Find the lines below that contain the string "CONTRÔLE". Copy each one.

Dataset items

——

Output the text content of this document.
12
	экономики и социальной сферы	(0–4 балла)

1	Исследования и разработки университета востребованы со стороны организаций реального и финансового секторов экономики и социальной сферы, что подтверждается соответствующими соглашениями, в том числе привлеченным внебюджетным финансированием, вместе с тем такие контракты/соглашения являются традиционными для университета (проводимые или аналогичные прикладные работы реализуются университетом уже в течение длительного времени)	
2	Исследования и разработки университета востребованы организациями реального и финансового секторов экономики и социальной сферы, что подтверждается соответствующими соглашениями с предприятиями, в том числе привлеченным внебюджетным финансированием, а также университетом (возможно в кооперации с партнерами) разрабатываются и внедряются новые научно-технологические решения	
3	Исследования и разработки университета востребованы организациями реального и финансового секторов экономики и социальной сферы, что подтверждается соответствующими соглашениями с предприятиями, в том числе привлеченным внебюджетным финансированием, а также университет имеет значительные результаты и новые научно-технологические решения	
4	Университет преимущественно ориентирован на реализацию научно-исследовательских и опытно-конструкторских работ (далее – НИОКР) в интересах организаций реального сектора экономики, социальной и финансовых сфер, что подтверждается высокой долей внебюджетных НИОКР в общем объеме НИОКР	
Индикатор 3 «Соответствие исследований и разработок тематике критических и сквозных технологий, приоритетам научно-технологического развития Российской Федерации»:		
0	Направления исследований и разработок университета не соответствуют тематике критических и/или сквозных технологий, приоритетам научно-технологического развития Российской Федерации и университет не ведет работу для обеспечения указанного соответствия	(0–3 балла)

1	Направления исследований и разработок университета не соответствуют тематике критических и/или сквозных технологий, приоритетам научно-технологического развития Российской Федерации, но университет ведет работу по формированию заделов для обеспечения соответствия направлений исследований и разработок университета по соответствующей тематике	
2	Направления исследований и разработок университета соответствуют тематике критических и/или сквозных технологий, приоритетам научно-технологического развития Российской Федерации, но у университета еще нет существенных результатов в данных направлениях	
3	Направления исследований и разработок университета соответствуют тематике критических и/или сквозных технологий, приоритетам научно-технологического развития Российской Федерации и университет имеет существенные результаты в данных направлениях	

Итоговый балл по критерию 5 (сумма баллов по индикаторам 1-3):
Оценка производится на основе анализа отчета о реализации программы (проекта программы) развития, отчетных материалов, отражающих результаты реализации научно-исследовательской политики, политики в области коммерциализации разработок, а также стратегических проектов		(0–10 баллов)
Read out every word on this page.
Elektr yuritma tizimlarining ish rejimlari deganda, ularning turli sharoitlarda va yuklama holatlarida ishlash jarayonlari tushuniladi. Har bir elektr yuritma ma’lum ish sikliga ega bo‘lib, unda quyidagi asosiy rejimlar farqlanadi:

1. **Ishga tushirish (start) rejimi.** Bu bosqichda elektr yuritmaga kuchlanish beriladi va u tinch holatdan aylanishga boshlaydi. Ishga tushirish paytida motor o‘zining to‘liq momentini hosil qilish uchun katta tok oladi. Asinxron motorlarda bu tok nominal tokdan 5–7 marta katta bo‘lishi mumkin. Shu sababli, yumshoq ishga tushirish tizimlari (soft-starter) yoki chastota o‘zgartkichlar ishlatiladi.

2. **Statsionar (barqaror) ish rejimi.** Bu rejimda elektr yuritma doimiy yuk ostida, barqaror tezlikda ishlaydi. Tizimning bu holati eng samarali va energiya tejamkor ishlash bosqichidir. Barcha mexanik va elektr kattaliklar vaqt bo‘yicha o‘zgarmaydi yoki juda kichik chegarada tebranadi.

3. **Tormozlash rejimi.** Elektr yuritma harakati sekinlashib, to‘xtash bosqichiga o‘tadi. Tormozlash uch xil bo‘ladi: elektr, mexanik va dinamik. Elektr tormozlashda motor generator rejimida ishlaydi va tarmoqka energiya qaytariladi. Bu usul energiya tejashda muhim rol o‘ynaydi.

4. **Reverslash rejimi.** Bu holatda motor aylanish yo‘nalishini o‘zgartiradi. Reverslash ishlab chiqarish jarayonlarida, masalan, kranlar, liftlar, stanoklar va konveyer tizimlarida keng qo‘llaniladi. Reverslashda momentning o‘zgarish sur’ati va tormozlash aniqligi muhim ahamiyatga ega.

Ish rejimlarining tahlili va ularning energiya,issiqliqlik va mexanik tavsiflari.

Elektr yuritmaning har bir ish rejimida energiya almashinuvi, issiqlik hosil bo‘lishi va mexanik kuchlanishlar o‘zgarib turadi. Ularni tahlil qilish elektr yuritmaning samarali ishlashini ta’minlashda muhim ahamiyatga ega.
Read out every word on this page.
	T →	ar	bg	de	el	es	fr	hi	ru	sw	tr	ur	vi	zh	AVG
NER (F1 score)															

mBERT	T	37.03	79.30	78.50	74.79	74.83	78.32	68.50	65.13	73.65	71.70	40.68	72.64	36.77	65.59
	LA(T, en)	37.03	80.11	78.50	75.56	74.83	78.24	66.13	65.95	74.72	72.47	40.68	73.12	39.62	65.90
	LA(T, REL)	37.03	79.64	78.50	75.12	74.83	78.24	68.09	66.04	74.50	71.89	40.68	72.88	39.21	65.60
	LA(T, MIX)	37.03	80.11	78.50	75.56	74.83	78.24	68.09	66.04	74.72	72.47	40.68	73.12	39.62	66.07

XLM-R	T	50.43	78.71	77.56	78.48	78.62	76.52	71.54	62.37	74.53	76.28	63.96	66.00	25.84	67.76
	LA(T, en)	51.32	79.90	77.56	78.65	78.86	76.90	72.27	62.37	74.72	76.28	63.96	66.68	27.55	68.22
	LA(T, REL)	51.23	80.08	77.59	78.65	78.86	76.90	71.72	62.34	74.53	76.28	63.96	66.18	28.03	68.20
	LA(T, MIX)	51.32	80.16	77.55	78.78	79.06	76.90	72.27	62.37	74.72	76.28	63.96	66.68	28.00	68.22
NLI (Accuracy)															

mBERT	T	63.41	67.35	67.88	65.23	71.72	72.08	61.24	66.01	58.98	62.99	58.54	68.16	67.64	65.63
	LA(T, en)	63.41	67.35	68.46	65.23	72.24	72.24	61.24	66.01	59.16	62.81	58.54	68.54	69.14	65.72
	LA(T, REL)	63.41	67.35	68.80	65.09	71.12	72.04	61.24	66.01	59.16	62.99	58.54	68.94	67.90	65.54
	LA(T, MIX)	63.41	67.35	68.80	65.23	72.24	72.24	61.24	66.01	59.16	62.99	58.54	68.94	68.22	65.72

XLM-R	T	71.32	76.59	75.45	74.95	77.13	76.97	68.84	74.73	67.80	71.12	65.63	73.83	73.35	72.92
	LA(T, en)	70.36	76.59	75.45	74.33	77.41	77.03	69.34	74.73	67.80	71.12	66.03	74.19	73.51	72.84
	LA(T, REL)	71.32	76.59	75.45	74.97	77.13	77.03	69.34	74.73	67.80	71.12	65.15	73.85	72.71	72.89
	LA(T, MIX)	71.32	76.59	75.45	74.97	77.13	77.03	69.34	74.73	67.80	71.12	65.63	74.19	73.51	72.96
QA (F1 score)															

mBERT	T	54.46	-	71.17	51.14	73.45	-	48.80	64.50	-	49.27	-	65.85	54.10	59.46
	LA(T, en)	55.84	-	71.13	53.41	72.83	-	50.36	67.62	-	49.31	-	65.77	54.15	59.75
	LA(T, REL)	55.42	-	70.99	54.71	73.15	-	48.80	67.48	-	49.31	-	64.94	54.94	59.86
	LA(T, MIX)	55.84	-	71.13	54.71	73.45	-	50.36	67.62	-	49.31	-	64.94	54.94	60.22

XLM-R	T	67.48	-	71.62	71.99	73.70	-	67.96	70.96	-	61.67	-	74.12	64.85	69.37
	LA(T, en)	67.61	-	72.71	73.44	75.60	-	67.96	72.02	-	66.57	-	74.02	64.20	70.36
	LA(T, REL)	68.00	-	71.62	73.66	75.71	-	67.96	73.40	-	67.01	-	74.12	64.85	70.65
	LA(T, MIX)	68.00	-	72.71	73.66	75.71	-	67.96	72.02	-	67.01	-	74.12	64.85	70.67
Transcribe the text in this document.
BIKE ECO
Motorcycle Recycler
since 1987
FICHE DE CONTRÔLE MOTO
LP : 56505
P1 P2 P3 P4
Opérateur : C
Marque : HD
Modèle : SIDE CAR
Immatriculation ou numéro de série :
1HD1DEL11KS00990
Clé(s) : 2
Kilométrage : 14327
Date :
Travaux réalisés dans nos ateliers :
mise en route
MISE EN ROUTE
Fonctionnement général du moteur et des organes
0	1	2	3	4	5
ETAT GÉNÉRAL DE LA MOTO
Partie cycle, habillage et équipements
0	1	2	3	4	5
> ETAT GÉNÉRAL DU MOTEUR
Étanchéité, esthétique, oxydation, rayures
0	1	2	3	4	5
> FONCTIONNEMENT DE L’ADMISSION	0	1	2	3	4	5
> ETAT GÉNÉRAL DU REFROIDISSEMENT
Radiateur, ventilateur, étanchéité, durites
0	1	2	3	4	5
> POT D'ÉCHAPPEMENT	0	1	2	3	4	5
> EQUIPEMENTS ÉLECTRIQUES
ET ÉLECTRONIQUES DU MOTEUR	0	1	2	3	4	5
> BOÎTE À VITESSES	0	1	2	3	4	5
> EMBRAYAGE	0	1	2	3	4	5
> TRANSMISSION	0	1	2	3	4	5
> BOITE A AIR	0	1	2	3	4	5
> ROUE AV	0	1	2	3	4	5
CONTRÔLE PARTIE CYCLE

——

(Exercise answer):
FICHE DE CONTRÔLE MOTO
CONTRÔLE PARTIE CYCLE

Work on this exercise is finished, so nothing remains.